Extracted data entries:
-=-=-
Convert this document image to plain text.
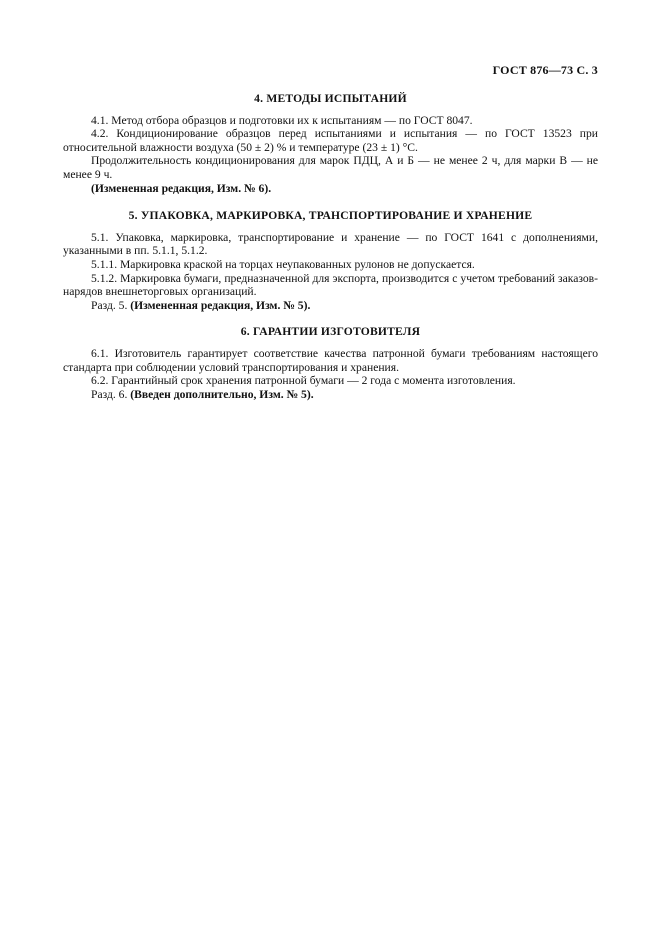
ГОСТ 876—73 С. 3
4. МЕТОДЫ ИСПЫТАНИЙ

4.1. Метод отбора образцов и подготовки их к испытаниям — по ГОСТ 8047.

4.2. Кондиционирование образцов перед испытаниями и испытания — по ГОСТ 13523 при относительной влажности воздуха (50 ± 2) % и температуре (23 ± 1) °С.

Продолжительность кондиционирования для марок ПДЦ, А и Б — не менее 2 ч, для марки В — не менее 9 ч.

(Измененная редакция, Изм. № 6).

5. УПАКОВКА, МАРКИРОВКА, ТРАНСПОРТИРОВАНИЕ И ХРАНЕНИЕ

5.1. Упаковка, маркировка, транспортирование и хранение — по ГОСТ 1641 с дополнениями, указанными в пп. 5.1.1, 5.1.2.

5.1.1. Маркировка краской на торцах неупакованных рулонов не допускается.

5.1.2. Маркировка бумаги, предназначенной для экспорта, производится с учетом требований заказов-нарядов внешнеторговых организаций.

Разд. 5. (Измененная редакция, Изм. № 5).

6. ГАРАНТИИ ИЗГОТОВИТЕЛЯ

6.1. Изготовитель гарантирует соответствие качества патронной бумаги требованиям настоящего стандарта при соблюдении условий транспортирования и хранения.

6.2. Гарантийный срок хранения патронной бумаги — 2 года с момента изготовления.

Разд. 6. (Введен дополнительно, Изм. № 5).
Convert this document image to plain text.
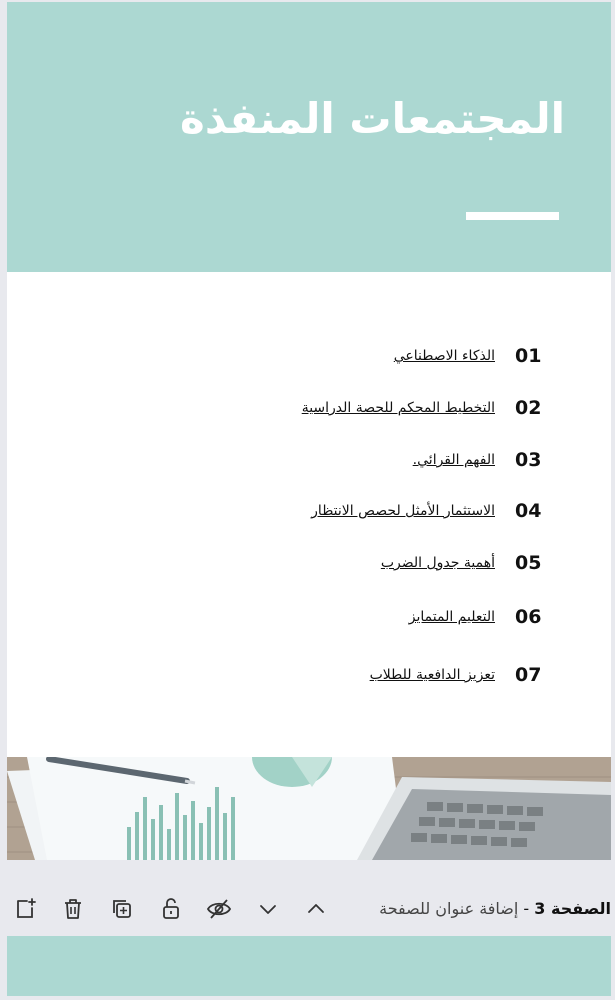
المجتمعات المنفذة
01
الذكاء الاصطناعي
02
التخطيط المحكم للحصة الدراسية
03
الفهم القرائي.
04
الاستثمار الأمثل لحصص الانتظار
05
أهمية جدول الضرب
06
التعليم المتمايز
07
تعزيز الدافعية للطلاب
الصفحة 3 - إضافة عنوان للصفحة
-=-=-
**Instructions to follow:**
Copy every record above exactly as written, but leave out the pictures.

**Written answer:**
Convert this document image to plain text.
ГОСТ 876—73 С. 3
4. МЕТОДЫ ИСПЫТАНИЙ

4.1. Метод отбора образцов и подготовки их к испытаниям — по ГОСТ 8047.

4.2. Кондиционирование образцов перед испытаниями и испытания — по ГОСТ 13523 при относительной влажности воздуха (50 ± 2) % и температуре (23 ± 1) °С.

Продолжительность кондиционирования для марок ПДЦ, А и Б — не менее 2 ч, для марки В — не менее 9 ч.

(Измененная редакция, Изм. № 6).

5. УПАКОВКА, МАРКИРОВКА, ТРАНСПОРТИРОВАНИЕ И ХРАНЕНИЕ

5.1. Упаковка, маркировка, транспортирование и хранение — по ГОСТ 1641 с дополнениями, указанными в пп. 5.1.1, 5.1.2.

5.1.1. Маркировка краской на торцах неупакованных рулонов не допускается.

5.1.2. Маркировка бумаги, предназначенной для экспорта, производится с учетом требований заказов-нарядов внешнеторговых организаций.

Разд. 5. (Измененная редакция, Изм. № 5).

6. ГАРАНТИИ ИЗГОТОВИТЕЛЯ

6.1. Изготовитель гарантирует соответствие качества патронной бумаги требованиям настоящего стандарта при соблюдении условий транспортирования и хранения.

6.2. Гарантийный срок хранения патронной бумаги — 2 года с момента изготовления.

Разд. 6. (Введен дополнительно, Изм. № 5).
Convert this document image to plain text.
المجتمعات المنفذة
01
الذكاء الاصطناعي
02
التخطيط المحكم للحصة الدراسية
03
الفهم القرائي.
04
الاستثمار الأمثل لحصص الانتظار
05
أهمية جدول الضرب
06
التعليم المتمايز
07
تعزيز الدافعية للطلاب
الصفحة 3 - إضافة عنوان للصفحة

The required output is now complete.